======== GIVEN INFORMATION

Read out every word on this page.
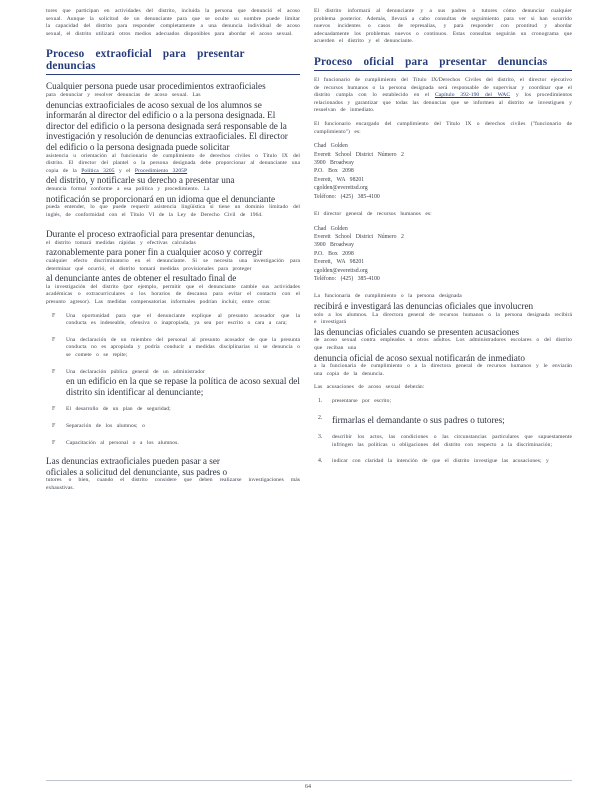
tores que participan en actividades del distrito, incluida la persona que denunció el acoso sexual. Aunque la solicitud de un denunciante para que se oculte su nombre puede limitar la capacidad del distrito para responder completamente a una denuncia individual de acoso sexual, el distrito utilizará otros medios adecuados disponibles para abordar el acoso sexual.

Proceso extraoficial para presentar denuncias

Cualquier persona puede usar procedimientos extraoficiales

para denunciar y resolver denuncias de acoso sexual. Las

denuncias extraoficiales de acoso sexual de los alumnos se informarán al director del edificio o a la persona designada. El director del edificio o la persona designada será responsable de la investigación y resolución de denuncias extraoficiales. El director del edificio o la persona designada puede solicitar

asistencia u orientación al funcionario de cumplimiento de derechos civiles o Título IX del distrito. El director del plantel o la persona designada debe proporcionar al denunciante una copia de la Política 3205 y el Procedimiento 3205P

del distrito, y notificarle su derecho a presentar una

denuncia formal conforme a esa política y procedimiento. La

notificación se proporcionará en un idioma que el denunciante

pueda entender, lo que puede requerir asistencia lingüística si tiene un dominio limitado del inglés, de conformidad con el Título VI de la Ley de Derecho Civil de 1964.

Durante el proceso extraoficial para presentar denuncias,

el distrito tomará medidas rápidas y efectivas calculadas

razonablemente para poner fin a cualquier acoso y corregir

cualquier efecto discriminatorio en el denunciante. Si se necesita una investigación para determinar qué ocurrió, el distrito tomará medidas provisionales para proteger

al denunciante antes de obtener el resultado final de

la investigación del distrito (por ejemplo, permitir que el denunciante cambie sus actividades académicas o extracurriculares o los horarios de descanso para evitar el contacto con el presunto agresor). Las medidas compensatorias informales podrían incluir, entre otras:

F Una oportunidad para que el denunciante explique al presunto acosador que la conducta es indeseable, ofensiva o inapropiada, ya sea por escrito o cara a cara;

F Una declaración de un miembro del personal al presunto acosador de que la presunta conducta no es apropiada y podría conducir a medidas disciplinarias si se denuncia o se comete o se repite;

F Una declaración pública general de un administrador

en un edificio en la que se repase la política de acoso sexual del distrito sin identificar al denunciante;

F El desarrollo de un plan de seguridad;

F Separación de los alumnos; o

F Capacitación al personal o a los alumnos.

Las denuncias extraoficiales pueden pasar a ser

oficiales a solicitud del denunciante, sus padres o

tutores o bien, cuando el distrito considere que deben realizarse investigaciones más exhaustivas.

El distrito informará al denunciante y a sus padres o tutores cómo denunciar cualquier problema posterior. Además, llevará a cabo consultas de seguimiento para ver si han ocurrido nuevos incidentes o casos de represalias, y para responder con prontitud y abordar adecuadamente los problemas nuevos o continuos. Estas consultas seguirán un cronograma que acuerden el distrito y el denunciante.

Proceso oficial para presentar denuncias

El funcionario de cumplimiento del Título IX/Derechos Civiles del distrito, el director ejecutivo de recursos humanos o la persona designada será responsable de supervisar y coordinar que el distrito cumpla con lo establecido en el Capítulo 392-190 del WAC y los procedimientos relacionados y garantizar que todas las denuncias que se informen al distrito se investiguen y resuelvan de inmediato.

El funcionario encargado del cumplimiento del Título IX o derechos civiles ("funcionario de cumplimiento") es:

Chad Golden

Everett School District Número 2

3900 Broadway

P.O. Box 2098

Everett, WA 98201

cgolden@everettsd.org

Teléfono: (425) 385-4100

El director general de recursos humanos es:

Chad Golden

Everett School District Número 2

3900 Broadway

P.O. Box 2098

Everett, WA 98201

cgolden@everettsd.org

Teléfono: (425) 385-4100

La funcionaria de cumplimiento o la persona designada

recibirá e investigará las denuncias oficiales que involucren

solo a los alumnos. La directora general de recursos humanos o la persona designada recibirá e investigará

las denuncias oficiales cuando se presenten acusaciones

de acoso sexual contra empleados u otros adultos. Los administradores escolares o del distrito que reciban una

denuncia oficial de acoso sexual notificarán de inmediato

a la funcionaria de cumplimiento o a la directora general de recursos humanos y le enviarán una copia de la denuncia.

Las acusaciones de acoso sexual deberán:

1. presentarse por escrito;

2. firmarlas el demandante o sus padres o tutores;

3. describir los actos, las condiciones o las circunstancias particulares que supuestamente infringen las políticas u obligaciones del distrito con respecto a la discriminación;

4. indicar con claridad la intención de que el distrito investigue las acusaciones; y

64
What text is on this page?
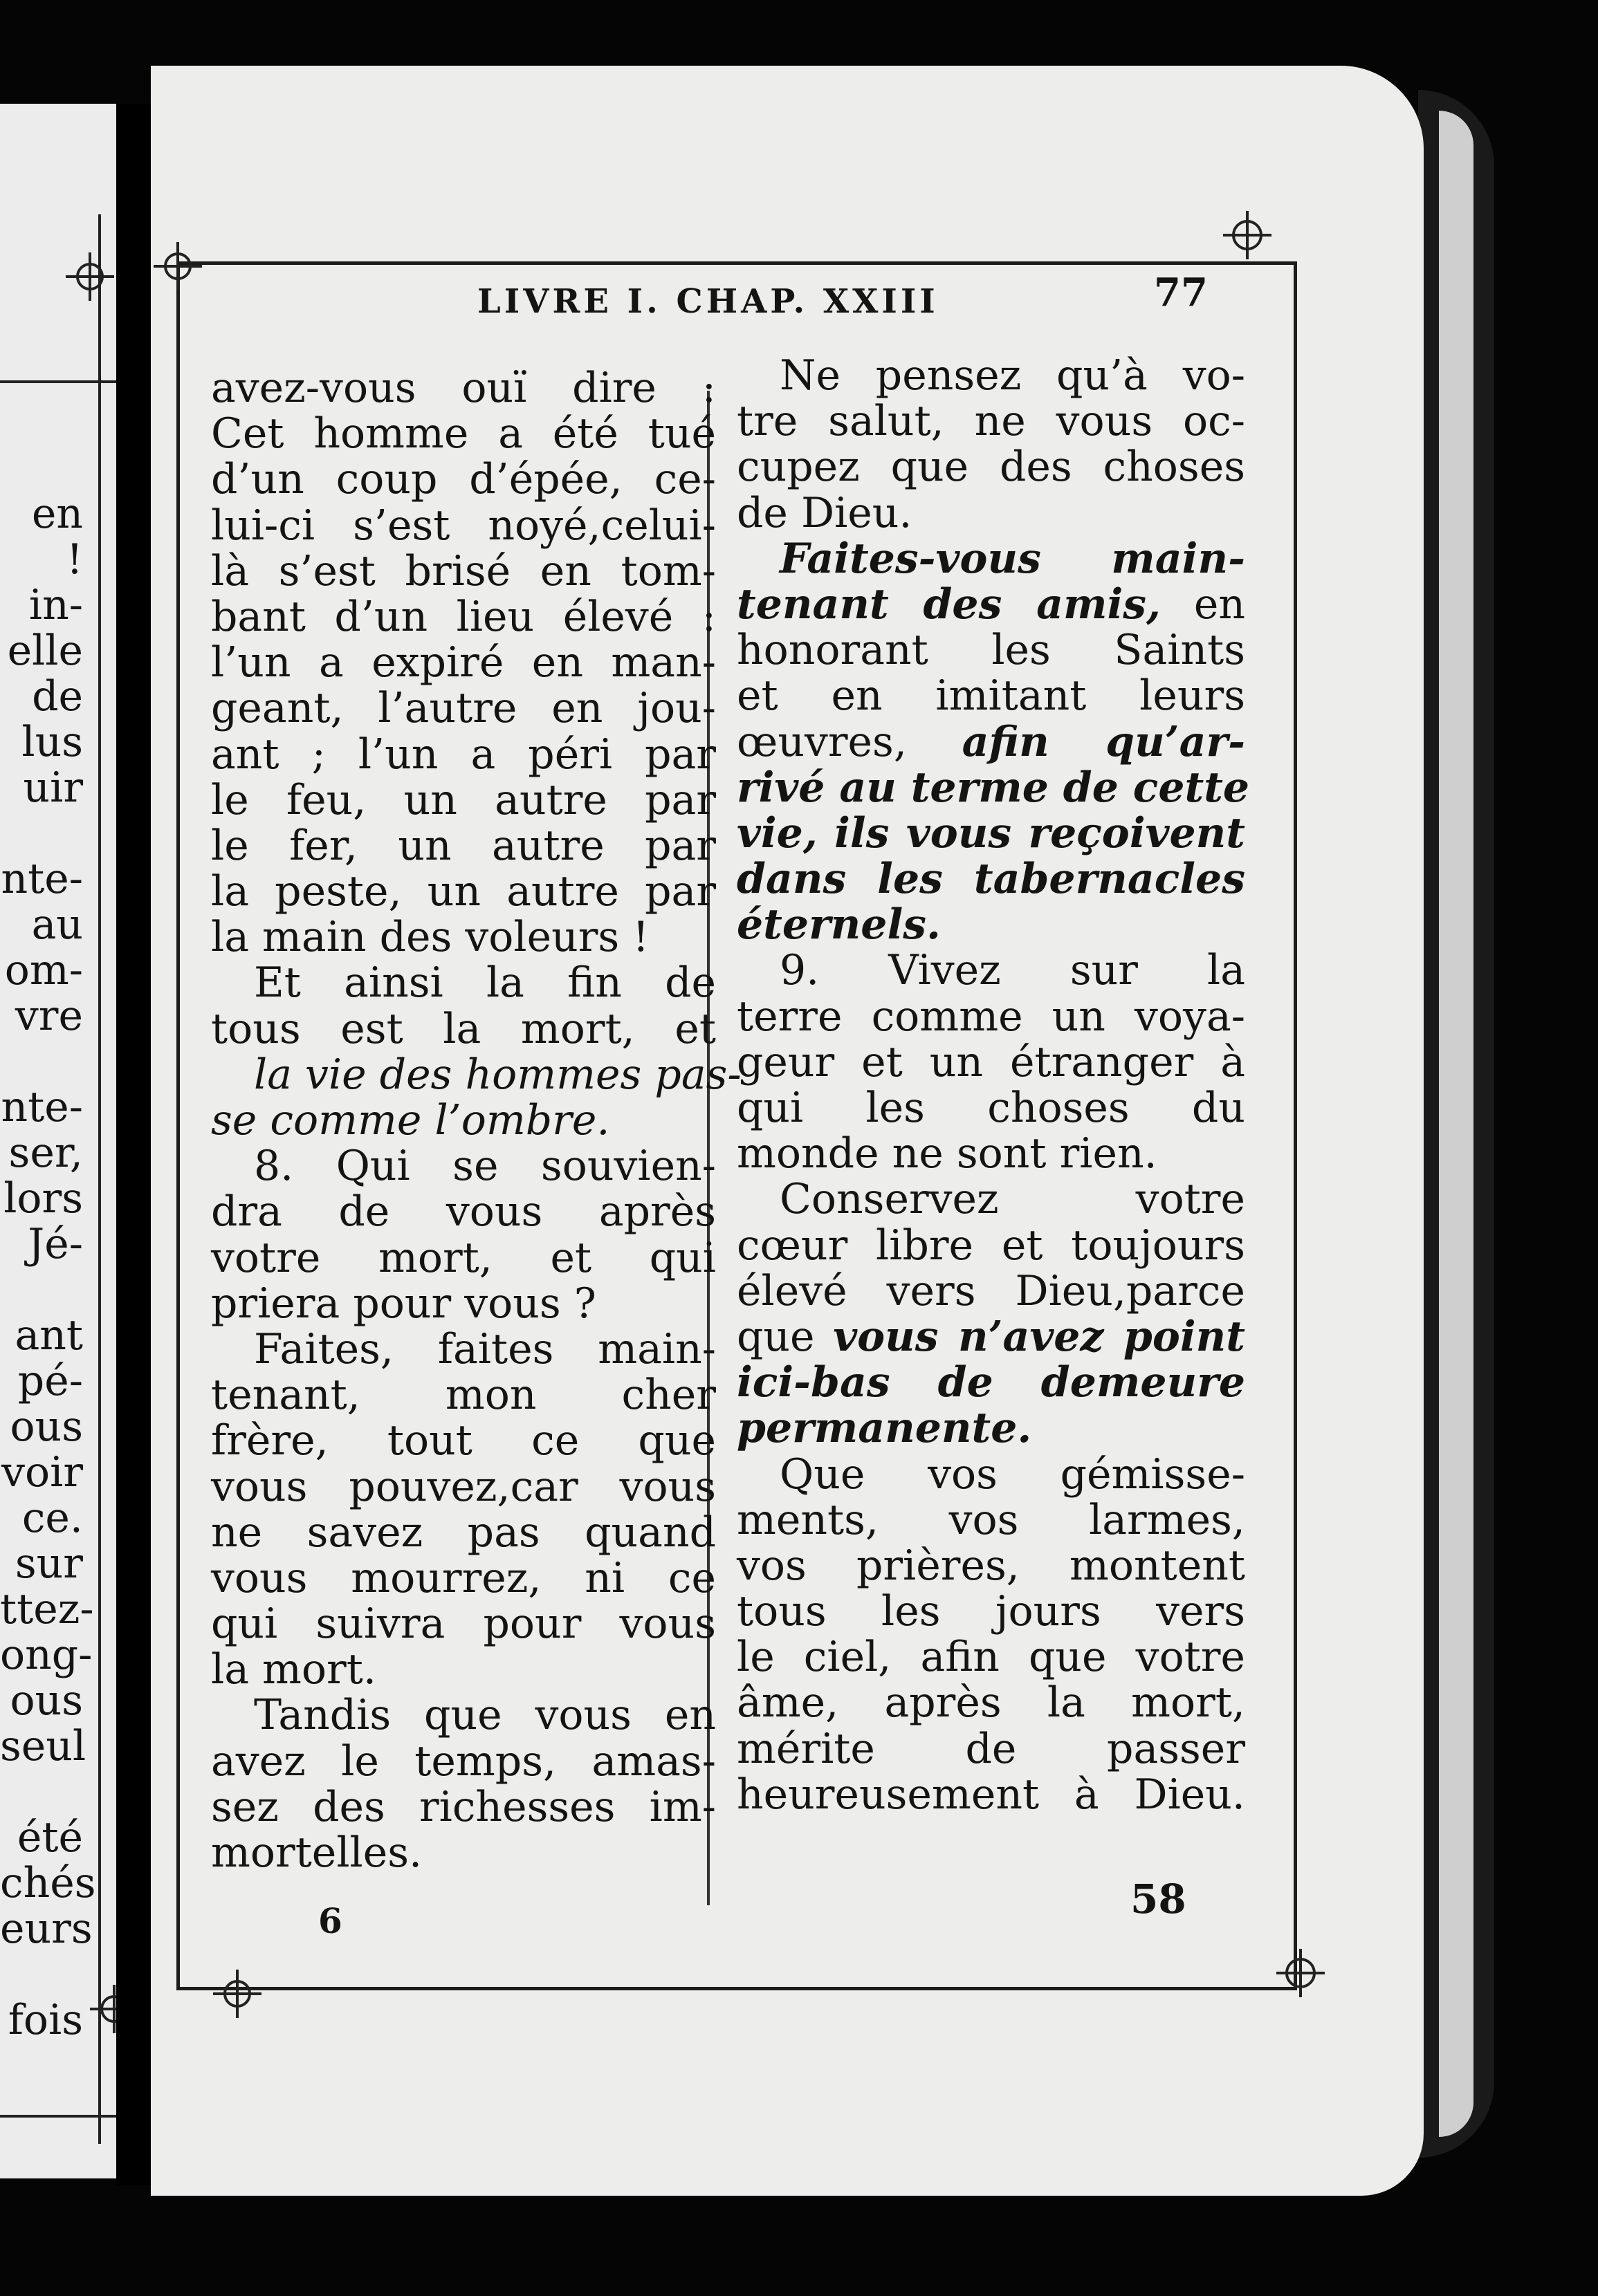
en
!
in-
elle
de
lus
uir
nte-
au
om-
vre
nte-
ser,
lors
Jé-
ant
pé-
ous
voir
ce.
sur
ttez-
ong-
ous
seul
été
chés
eurs
fois
LIVRE I. CHAP. XXIII	77
avez-vous ouï dire :
Cet homme a été tué
d’un coup d’épée, ce-
lui-ci s’est noyé,celui-
là s’est brisé en tom-
bant d’un lieu élevé :
l’un a expiré en man-
geant, l’autre en jou-
ant ; l’un a péri par
le feu, un autre par
le fer, un autre par
la peste, un autre par
la main des voleurs !
Et ainsi la fin de
tous est la mort, et
la vie des hommes pas-
se comme l’ombre.
8. Qui se souvien-
dra de vous après
votre mort, et qui
priera pour vous ?
Faites, faites main-
tenant, mon cher
frère, tout ce que
vous pouvez,car vous
ne savez pas quand
vous mourrez, ni ce
qui suivra pour vous
la mort.
Tandis que vous en
avez le temps, amas-
sez des richesses im-
mortelles.
Ne pensez qu’à vo-
tre salut, ne vous oc-
cupez que des choses
de Dieu.
Faites-vous main-
tenant des amis, en
honorant les Saints
et en imitant leurs
œuvres, afin qu’ar-
rivé au terme de cette
vie, ils vous reçoivent
dans les tabernacles
éternels.
9. Vivez sur la
terre comme un voya-
geur et un étranger à
qui les choses du
monde ne sont rien.
Conservez votre
cœur libre et toujours
élevé vers Dieu,parce
que vous n’avez point
ici-bas de demeure
permanente.
Que vos gémisse-
ments, vos larmes,
vos prières, montent
tous les jours vers
le ciel, afin que votre
âme, après la mort,
mérite de passer
heureusement à Dieu.
6	58
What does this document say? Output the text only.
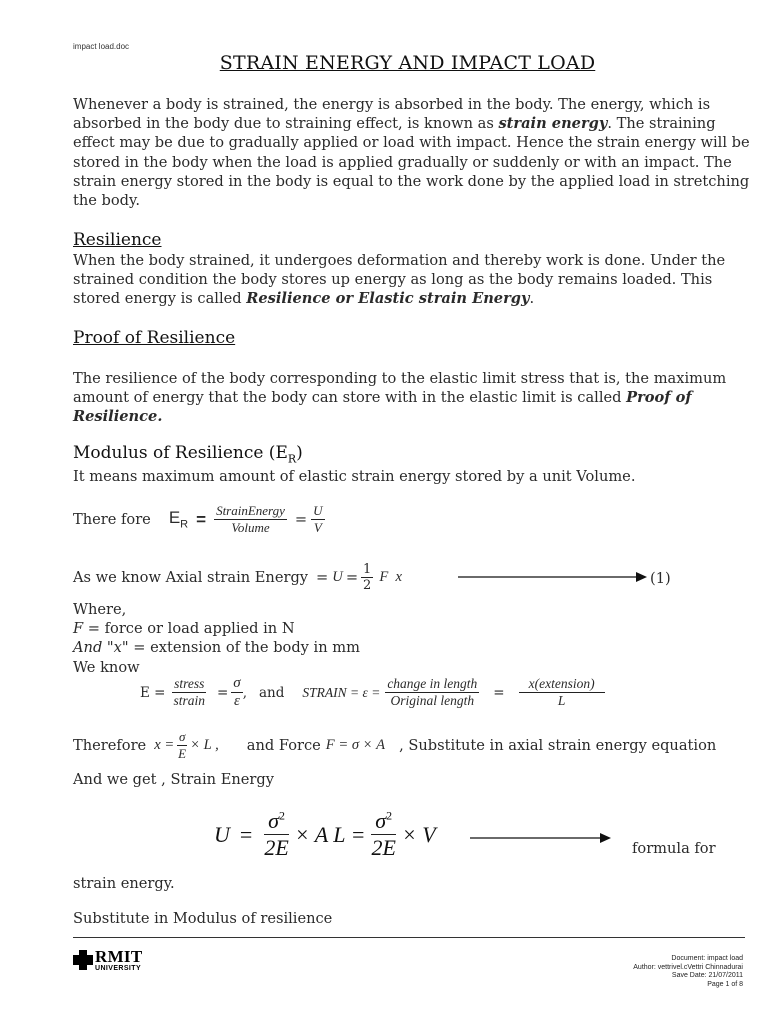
impact load.doc
STRAIN ENERGY AND IMPACT LOAD
Whenever a body is strained, the energy is absorbed in the body. The energy, which is absorbed in the body due to straining effect, is known as strain energy. The straining effect may be due to gradually applied or load with impact. Hence the strain energy will be stored in the body when the load is applied gradually or suddenly or with an impact. The strain energy stored in the body is equal to the work done by the applied load in stretching the body.
Resilience
When the body strained, it undergoes deformation and thereby work is done. Under the strained condition the body stores up energy as long as the body remains loaded. This stored energy is called Resilience or Elastic strain Energy.
Proof of Resilience
The resilience of the body corresponding to the elastic limit stress that is, the maximum amount of energy that the body can store with in the elastic limit is called Proof of Resilience.
Modulus of Resilience $(E_R)$
It means maximum amount of elastic strain energy stored by a unit Volume.
There fore $E_R = \frac{\text{StrainEnergy}}{\text{Volume}} = \frac{U}{V}$
As we know Axial strain Energy = $U = \frac{1}{2}$ F  x	(1)
Where,
F = force or load applied in N
And "x" = extension of the body in mm
We know
$E = \frac{\text{stress}}{\text{strain}} = \frac{\sigma}{\varepsilon}$ , and STRAIN = $\varepsilon = \frac{\text{change in length}}{\text{Original length}} = \frac{\text{x(extension)}}{L}$
Therefore $x = \frac{\sigma}{E} \times L$ , and Force F = σ × A , Substitute in axial strain energy equation
And we get , Strain Energy
$U = \frac{\sigma^2}{2E} \times A$ $L = \frac{\sigma^2}{2E} \times V$
formula for
strain energy.
Substitute in Modulus of resilience
RMIT
UNIVERSITY
Document: impact load
Author: vettrivel.cVettri Chinnadurai
Save Date: 21/07/2011
Page 1 of 8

================

### STATED TASK:
Without the pictures, restate all the entries above exactly.

### TASK RESPONSE:
Read out every word on this page.
tores que participan en actividades del distrito, incluida la persona que denunció el acoso sexual. Aunque la solicitud de un denunciante para que se oculte su nombre puede limitar la capacidad del distrito para responder completamente a una denuncia individual de acoso sexual, el distrito utilizará otros medios adecuados disponibles para abordar el acoso sexual.

Proceso extraoficial para presentar denuncias

Cualquier persona puede usar procedimientos extraoficiales

para denunciar y resolver denuncias de acoso sexual. Las

denuncias extraoficiales de acoso sexual de los alumnos se informarán al director del edificio o a la persona designada. El director del edificio o la persona designada será responsable de la investigación y resolución de denuncias extraoficiales. El director del edificio o la persona designada puede solicitar

asistencia u orientación al funcionario de cumplimiento de derechos civiles o Título IX del distrito. El director del plantel o la persona designada debe proporcionar al denunciante una copia de la Política 3205 y el Procedimiento 3205P

del distrito, y notificarle su derecho a presentar una

denuncia formal conforme a esa política y procedimiento. La

notificación se proporcionará en un idioma que el denunciante

pueda entender, lo que puede requerir asistencia lingüística si tiene un dominio limitado del inglés, de conformidad con el Título VI de la Ley de Derecho Civil de 1964.

Durante el proceso extraoficial para presentar denuncias,

el distrito tomará medidas rápidas y efectivas calculadas

razonablemente para poner fin a cualquier acoso y corregir

cualquier efecto discriminatorio en el denunciante. Si se necesita una investigación para determinar qué ocurrió, el distrito tomará medidas provisionales para proteger

al denunciante antes de obtener el resultado final de

la investigación del distrito (por ejemplo, permitir que el denunciante cambie sus actividades académicas o extracurriculares o los horarios de descanso para evitar el contacto con el presunto agresor). Las medidas compensatorias informales podrían incluir, entre otras:

F Una oportunidad para que el denunciante explique al presunto acosador que la conducta es indeseable, ofensiva o inapropiada, ya sea por escrito o cara a cara;

F Una declaración de un miembro del personal al presunto acosador de que la presunta conducta no es apropiada y podría conducir a medidas disciplinarias si se denuncia o se comete o se repite;

F Una declaración pública general de un administrador

en un edificio en la que se repase la política de acoso sexual del distrito sin identificar al denunciante;

F El desarrollo de un plan de seguridad;

F Separación de los alumnos; o

F Capacitación al personal o a los alumnos.

Las denuncias extraoficiales pueden pasar a ser

oficiales a solicitud del denunciante, sus padres o

tutores o bien, cuando el distrito considere que deben realizarse investigaciones más exhaustivas.

El distrito informará al denunciante y a sus padres o tutores cómo denunciar cualquier problema posterior. Además, llevará a cabo consultas de seguimiento para ver si han ocurrido nuevos incidentes o casos de represalias, y para responder con prontitud y abordar adecuadamente los problemas nuevos o continuos. Estas consultas seguirán un cronograma que acuerden el distrito y el denunciante.

Proceso oficial para presentar denuncias

El funcionario de cumplimiento del Título IX/Derechos Civiles del distrito, el director ejecutivo de recursos humanos o la persona designada será responsable de supervisar y coordinar que el distrito cumpla con lo establecido en el Capítulo 392-190 del WAC y los procedimientos relacionados y garantizar que todas las denuncias que se informen al distrito se investiguen y resuelvan de inmediato.

El funcionario encargado del cumplimiento del Título IX o derechos civiles ("funcionario de cumplimiento") es:

Chad Golden

Everett School District Número 2

3900 Broadway

P.O. Box 2098

Everett, WA 98201

cgolden@everettsd.org

Teléfono: (425) 385-4100

El director general de recursos humanos es:

Chad Golden

Everett School District Número 2

3900 Broadway

P.O. Box 2098

Everett, WA 98201

cgolden@everettsd.org

Teléfono: (425) 385-4100

La funcionaria de cumplimiento o la persona designada

recibirá e investigará las denuncias oficiales que involucren

solo a los alumnos. La directora general de recursos humanos o la persona designada recibirá e investigará

las denuncias oficiales cuando se presenten acusaciones

de acoso sexual contra empleados u otros adultos. Los administradores escolares o del distrito que reciban una

denuncia oficial de acoso sexual notificarán de inmediato

a la funcionaria de cumplimiento o a la directora general de recursos humanos y le enviarán una copia de la denuncia.

Las acusaciones de acoso sexual deberán:

1. presentarse por escrito;

2. firmarlas el demandante o sus padres o tutores;

3. describir los actos, las condiciones o las circunstancias particulares que supuestamente infringen las políticas u obligaciones del distrito con respecto a la discriminación;

4. indicar con claridad la intención de que el distrito investigue las acusaciones; y

64
What text is on this page?
en
!
in-
elle
de
lus
uir
nte-
au
om-
vre
nte-
ser,
lors
Jé-
ant
pé-
ous
voir
ce.
sur
ttez-
ong-
ous
seul
été
chés
eurs
fois
LIVRE I. CHAP. XXIII	77
avez-vous ouï dire :
Cet homme a été tué
d’un coup d’épée, ce-
lui-ci s’est noyé,celui-
là s’est brisé en tom-
bant d’un lieu élevé :
l’un a expiré en man-
geant, l’autre en jou-
ant ; l’un a péri par
le feu, un autre par
le fer, un autre par
la peste, un autre par
la main des voleurs !
Et ainsi la fin de
tous est la mort, et
la vie des hommes pas-
se comme l’ombre.
8. Qui se souvien-
dra de vous après
votre mort, et qui
priera pour vous ?
Faites, faites main-
tenant, mon cher
frère, tout ce que
vous pouvez,car vous
ne savez pas quand
vous mourrez, ni ce
qui suivra pour vous
la mort.
Tandis que vous en
avez le temps, amas-
sez des richesses im-
mortelles.
Ne pensez qu’à vo-
tre salut, ne vous oc-
cupez que des choses
de Dieu.
Faites-vous main-
tenant des amis, en
honorant les Saints
et en imitant leurs
œuvres, afin qu’ar-
rivé au terme de cette
vie, ils vous reçoivent
dans les tabernacles
éternels.
9. Vivez sur la
terre comme un voya-
geur et un étranger à
qui les choses du
monde ne sont rien.
Conservez votre
cœur libre et toujours
élevé vers Dieu,parce
que vous n’avez point
ici-bas de demeure
permanente.
Que vos gémisse-
ments, vos larmes,
vos prières, montent
tous les jours vers
le ciel, afin que votre
âme, après la mort,
mérite de passer
heureusement à Dieu.
6	58
What does this document say? Output the text only.
impact load.doc
STRAIN ENERGY AND IMPACT LOAD
Whenever a body is strained, the energy is absorbed in the body. The energy, which is absorbed in the body due to straining effect, is known as strain energy. The straining effect may be due to gradually applied or load with impact. Hence the strain energy will be stored in the body when the load is applied gradually or suddenly or with an impact. The strain energy stored in the body is equal to the work done by the applied load in stretching the body.
Resilience
When the body strained, it undergoes deformation and thereby work is done. Under the strained condition the body stores up energy as long as the body remains loaded. This stored energy is called Resilience or Elastic strain Energy.
Proof of Resilience
The resilience of the body corresponding to the elastic limit stress that is, the maximum amount of energy that the body can store with in the elastic limit is called Proof of Resilience.
Modulus of Resilience $(E_R)$
It means maximum amount of elastic strain energy stored by a unit Volume.
There fore $E_R = \frac{\text{StrainEnergy}}{\text{Volume}} = \frac{U}{V}$
As we know Axial strain Energy = $U = \frac{1}{2}$ F  x	(1)
Where,
F = force or load applied in N
And "x" = extension of the body in mm
We know
$E = \frac{\text{stress}}{\text{strain}} = \frac{\sigma}{\varepsilon}$ , and STRAIN = $\varepsilon = \frac{\text{change in length}}{\text{Original length}} = \frac{\text{x(extension)}}{L}$
Therefore $x = \frac{\sigma}{E} \times L$ , and Force F = σ × A , Substitute in axial strain energy equation
And we get , Strain Energy
$U = \frac{\sigma^2}{2E} \times A$ $L = \frac{\sigma^2}{2E} \times V$
formula for
strain energy.
Substitute in Modulus of resilience
RMIT
UNIVERSITY
Document: impact load
Author: vettrivel.cVettri Chinnadurai
Save Date: 21/07/2011
Page 1 of 8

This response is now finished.